Set all the material down again unchanged, without the pictures.

== == ==

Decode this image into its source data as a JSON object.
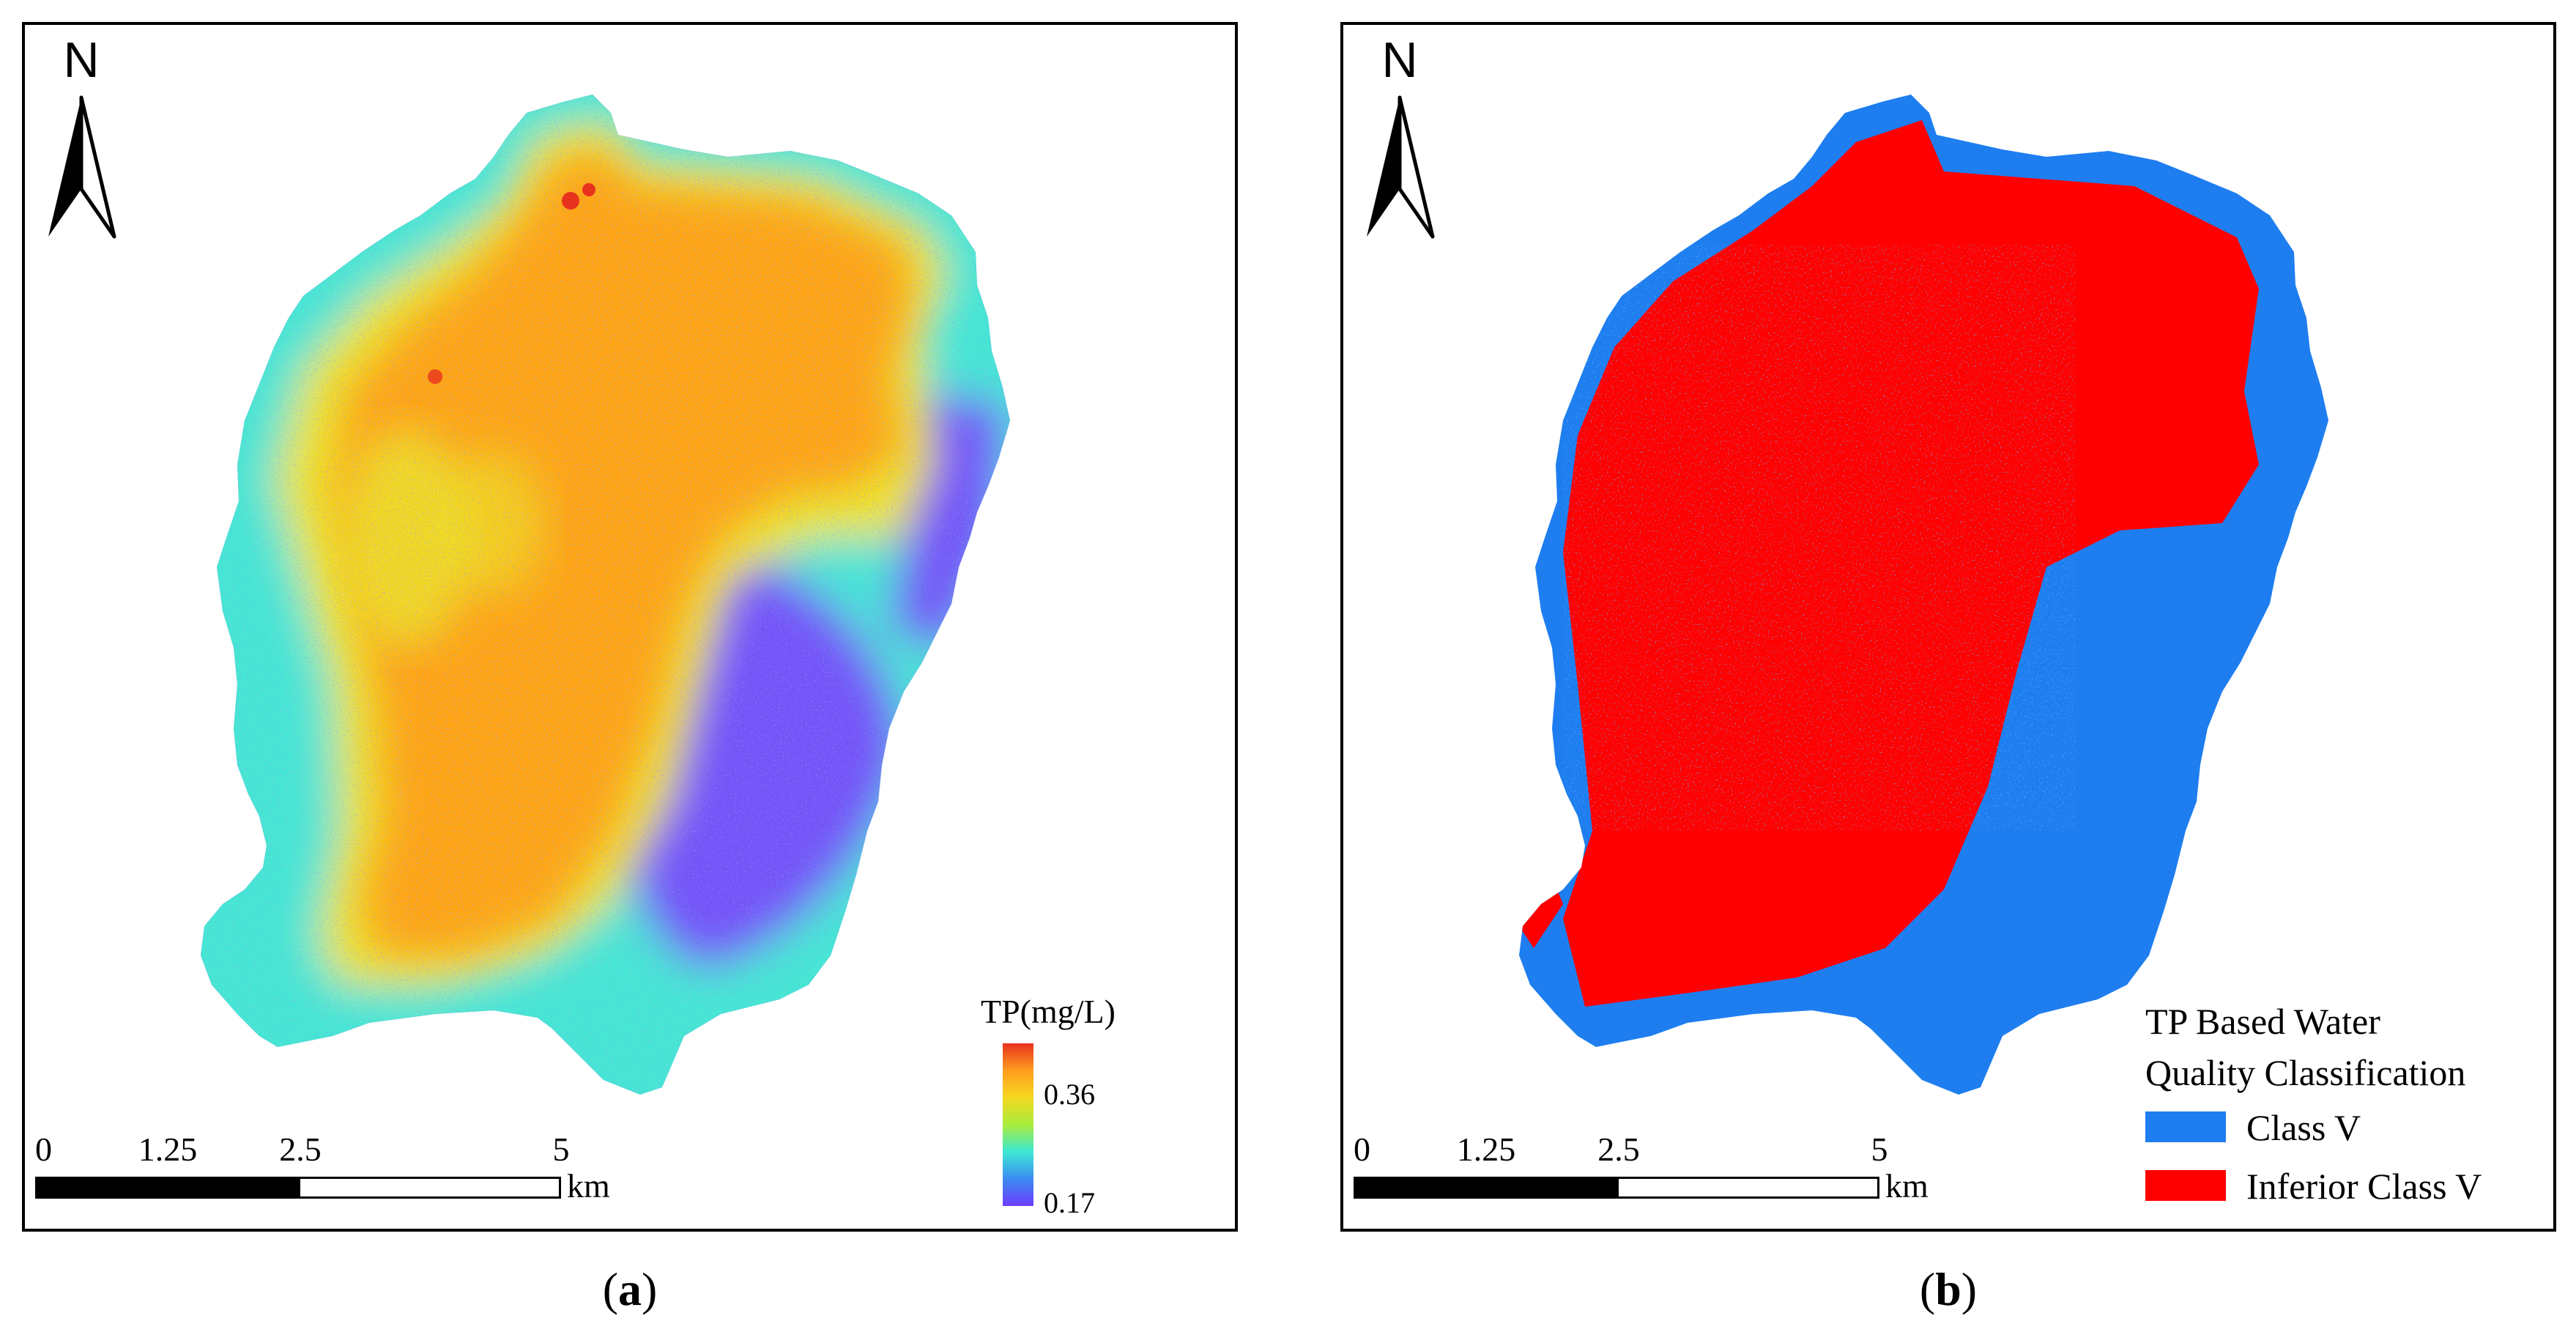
{
  "panels": {
    "a": {
      "caption_letter": "a",
      "north_label": "N",
      "scale": {
        "ticks": [
          "0",
          "1.25",
          "2.5",
          "5"
        ],
        "unit": "km"
      },
      "legend": {
        "title": "TP(mg/L)",
        "max_label": "0.36",
        "min_label": "0.17",
        "gradient_colors": [
          "#e8321e",
          "#ff9c1e",
          "#f5d820",
          "#a8ec3c",
          "#3ce8d2",
          "#3c8cf2",
          "#6c3cff"
        ]
      }
    },
    "b": {
      "caption_letter": "b",
      "north_label": "N",
      "scale": {
        "ticks": [
          "0",
          "1.25",
          "2.5",
          "5"
        ],
        "unit": "km"
      },
      "legend": {
        "title_line1": "TP Based Water",
        "title_line2": "Quality Classification",
        "classes": [
          {
            "label": "Class V",
            "color": "#1e7ef0"
          },
          {
            "label": "Inferior Class V",
            "color": "#ff0000"
          }
        ]
      }
    }
  },
  "colors": {
    "orange": "#ffa512",
    "yellow": "#eee42a",
    "cyan": "#46e6d4",
    "blue": "#3c8cf2",
    "violet": "#7454f8",
    "red": "#ff0000",
    "class_blue": "#1e7ef0"
  }
}
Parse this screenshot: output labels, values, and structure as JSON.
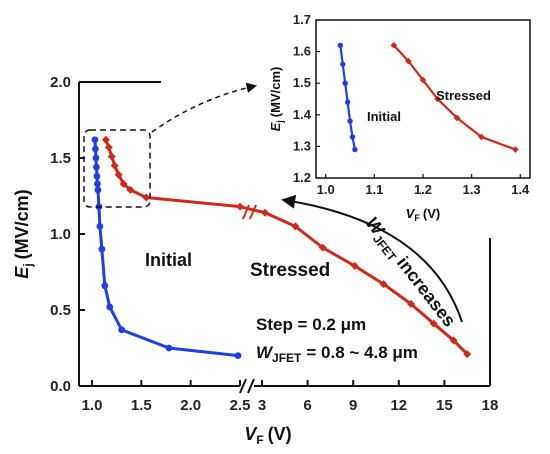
{
  "chart_data": [
    {
      "type": "line",
      "xlabel": "V",
      "xlabel_sub": "F",
      "xlabel_unit": "(V)",
      "ylabel": "E",
      "ylabel_sub": "j",
      "ylabel_unit": "(MV/cm)",
      "x_axis_broken": true,
      "x_break": 2.5,
      "x_ticks_left": [
        1.0,
        1.5,
        2.0,
        2.5
      ],
      "x_ticks_right": [
        3,
        6,
        9,
        12,
        15,
        18
      ],
      "x_tick_labels_left": [
        "1.0",
        "1.5",
        "2.0",
        "2.5"
      ],
      "x_tick_labels_right": [
        "3",
        "6",
        "9",
        "12",
        "15",
        "18"
      ],
      "y_ticks": [
        0.0,
        0.5,
        1.0,
        1.5,
        2.0
      ],
      "y_tick_labels": [
        "0.0",
        "0.5",
        "1.0",
        "1.5",
        "2.0"
      ],
      "ylim": [
        0,
        2.0
      ],
      "series": [
        {
          "name": "Initial",
          "color": "#1f3fe0",
          "marker": "circle",
          "x": [
            1.03,
            1.035,
            1.04,
            1.045,
            1.05,
            1.055,
            1.06,
            1.07,
            1.08,
            1.1,
            1.13,
            1.18,
            1.3,
            1.78,
            2.48
          ],
          "y": [
            1.62,
            1.56,
            1.5,
            1.44,
            1.38,
            1.33,
            1.29,
            1.18,
            1.05,
            0.9,
            0.66,
            0.52,
            0.37,
            0.25,
            0.2
          ]
        },
        {
          "name": "Stressed",
          "color": "#cc2a1a",
          "marker": "diamond",
          "x": [
            1.14,
            1.17,
            1.2,
            1.23,
            1.27,
            1.32,
            1.39,
            1.55,
            2.5,
            3.2,
            5.2,
            7.0,
            9.1,
            11.0,
            12.8,
            14.3,
            15.6,
            16.5
          ],
          "y": [
            1.62,
            1.57,
            1.51,
            1.45,
            1.39,
            1.33,
            1.29,
            1.24,
            1.18,
            1.14,
            1.05,
            0.91,
            0.79,
            0.67,
            0.54,
            0.41,
            0.3,
            0.21
          ]
        }
      ]
    },
    {
      "type": "line",
      "xlabel": "V",
      "xlabel_sub": "F",
      "xlabel_unit": "(V)",
      "ylabel": "E",
      "ylabel_sub": "j",
      "ylabel_unit": "(MV/cm)",
      "xlim": [
        0.98,
        1.42
      ],
      "ylim": [
        1.2,
        1.7
      ],
      "x_ticks": [
        1.0,
        1.1,
        1.2,
        1.3,
        1.4
      ],
      "x_tick_labels": [
        "1.0",
        "1.1",
        "1.2",
        "1.3",
        "1.4"
      ],
      "y_ticks": [
        1.2,
        1.3,
        1.4,
        1.5,
        1.6,
        1.7
      ],
      "y_tick_labels": [
        "1.2",
        "1.3",
        "1.4",
        "1.5",
        "1.6",
        "1.7"
      ],
      "series": [
        {
          "name": "Initial",
          "color": "#1f3fe0",
          "marker": "circle",
          "x": [
            1.03,
            1.035,
            1.04,
            1.045,
            1.05,
            1.055,
            1.06
          ],
          "y": [
            1.62,
            1.56,
            1.5,
            1.44,
            1.38,
            1.33,
            1.29
          ]
        },
        {
          "name": "Stressed",
          "color": "#cc2a1a",
          "marker": "diamond",
          "x": [
            1.14,
            1.17,
            1.2,
            1.23,
            1.27,
            1.32,
            1.39
          ],
          "y": [
            1.62,
            1.57,
            1.51,
            1.45,
            1.39,
            1.33,
            1.29
          ]
        }
      ]
    }
  ],
  "annotations": {
    "initial_label": "Initial",
    "stressed_label": "Stressed",
    "arrow_label_main": "W",
    "arrow_label_sub": "JFET",
    "arrow_label_rest": "increases",
    "step_text": "Step = 0.2 μm",
    "wjfet_main": "W",
    "wjfet_sub": "JFET",
    "wjfet_rest": "= 0.8 ~ 4.8 μm"
  }
}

== == ==

*Task output:*
Decode this image into its source data as a JSON object.
{
  "panels": {
    "a": {
      "caption_letter": "a",
      "north_label": "N",
      "scale": {
        "ticks": [
          "0",
          "1.25",
          "2.5",
          "5"
        ],
        "unit": "km"
      },
      "legend": {
        "title": "TP(mg/L)",
        "max_label": "0.36",
        "min_label": "0.17",
        "gradient_colors": [
          "#e8321e",
          "#ff9c1e",
          "#f5d820",
          "#a8ec3c",
          "#3ce8d2",
          "#3c8cf2",
          "#6c3cff"
        ]
      }
    },
    "b": {
      "caption_letter": "b",
      "north_label": "N",
      "scale": {
        "ticks": [
          "0",
          "1.25",
          "2.5",
          "5"
        ],
        "unit": "km"
      },
      "legend": {
        "title_line1": "TP Based Water",
        "title_line2": "Quality Classification",
        "classes": [
          {
            "label": "Class V",
            "color": "#1e7ef0"
          },
          {
            "label": "Inferior Class V",
            "color": "#ff0000"
          }
        ]
      }
    }
  },
  "colors": {
    "orange": "#ffa512",
    "yellow": "#eee42a",
    "cyan": "#46e6d4",
    "blue": "#3c8cf2",
    "violet": "#7454f8",
    "red": "#ff0000",
    "class_blue": "#1e7ef0"
  }
}
Parse this screenshot: output labels, values, and structure as JSON.
{
  "chart_data": [
    {
      "type": "line",
      "xlabel": "V",
      "xlabel_sub": "F",
      "xlabel_unit": "(V)",
      "ylabel": "E",
      "ylabel_sub": "j",
      "ylabel_unit": "(MV/cm)",
      "x_axis_broken": true,
      "x_break": 2.5,
      "x_ticks_left": [
        1.0,
        1.5,
        2.0,
        2.5
      ],
      "x_ticks_right": [
        3,
        6,
        9,
        12,
        15,
        18
      ],
      "x_tick_labels_left": [
        "1.0",
        "1.5",
        "2.0",
        "2.5"
      ],
      "x_tick_labels_right": [
        "3",
        "6",
        "9",
        "12",
        "15",
        "18"
      ],
      "y_ticks": [
        0.0,
        0.5,
        1.0,
        1.5,
        2.0
      ],
      "y_tick_labels": [
        "0.0",
        "0.5",
        "1.0",
        "1.5",
        "2.0"
      ],
      "ylim": [
        0,
        2.0
      ],
      "series": [
        {
          "name": "Initial",
          "color": "#1f3fe0",
          "marker": "circle",
          "x": [
            1.03,
            1.035,
            1.04,
            1.045,
            1.05,
            1.055,
            1.06,
            1.07,
            1.08,
            1.1,
            1.13,
            1.18,
            1.3,
            1.78,
            2.48
          ],
          "y": [
            1.62,
            1.56,
            1.5,
            1.44,
            1.38,
            1.33,
            1.29,
            1.18,
            1.05,
            0.9,
            0.66,
            0.52,
            0.37,
            0.25,
            0.2
          ]
        },
        {
          "name": "Stressed",
          "color": "#cc2a1a",
          "marker": "diamond",
          "x": [
            1.14,
            1.17,
            1.2,
            1.23,
            1.27,
            1.32,
            1.39,
            1.55,
            2.5,
            3.2,
            5.2,
            7.0,
            9.1,
            11.0,
            12.8,
            14.3,
            15.6,
            16.5
          ],
          "y": [
            1.62,
            1.57,
            1.51,
            1.45,
            1.39,
            1.33,
            1.29,
            1.24,
            1.18,
            1.14,
            1.05,
            0.91,
            0.79,
            0.67,
            0.54,
            0.41,
            0.3,
            0.21
          ]
        }
      ]
    },
    {
      "type": "line",
      "xlabel": "V",
      "xlabel_sub": "F",
      "xlabel_unit": "(V)",
      "ylabel": "E",
      "ylabel_sub": "j",
      "ylabel_unit": "(MV/cm)",
      "xlim": [
        0.98,
        1.42
      ],
      "ylim": [
        1.2,
        1.7
      ],
      "x_ticks": [
        1.0,
        1.1,
        1.2,
        1.3,
        1.4
      ],
      "x_tick_labels": [
        "1.0",
        "1.1",
        "1.2",
        "1.3",
        "1.4"
      ],
      "y_ticks": [
        1.2,
        1.3,
        1.4,
        1.5,
        1.6,
        1.7
      ],
      "y_tick_labels": [
        "1.2",
        "1.3",
        "1.4",
        "1.5",
        "1.6",
        "1.7"
      ],
      "series": [
        {
          "name": "Initial",
          "color": "#1f3fe0",
          "marker": "circle",
          "x": [
            1.03,
            1.035,
            1.04,
            1.045,
            1.05,
            1.055,
            1.06
          ],
          "y": [
            1.62,
            1.56,
            1.5,
            1.44,
            1.38,
            1.33,
            1.29
          ]
        },
        {
          "name": "Stressed",
          "color": "#cc2a1a",
          "marker": "diamond",
          "x": [
            1.14,
            1.17,
            1.2,
            1.23,
            1.27,
            1.32,
            1.39
          ],
          "y": [
            1.62,
            1.57,
            1.51,
            1.45,
            1.39,
            1.33,
            1.29
          ]
        }
      ]
    }
  ],
  "annotations": {
    "initial_label": "Initial",
    "stressed_label": "Stressed",
    "arrow_label_main": "W",
    "arrow_label_sub": "JFET",
    "arrow_label_rest": "increases",
    "step_text": "Step = 0.2 μm",
    "wjfet_main": "W",
    "wjfet_sub": "JFET",
    "wjfet_rest": "= 0.8 ~ 4.8 μm"
  }
}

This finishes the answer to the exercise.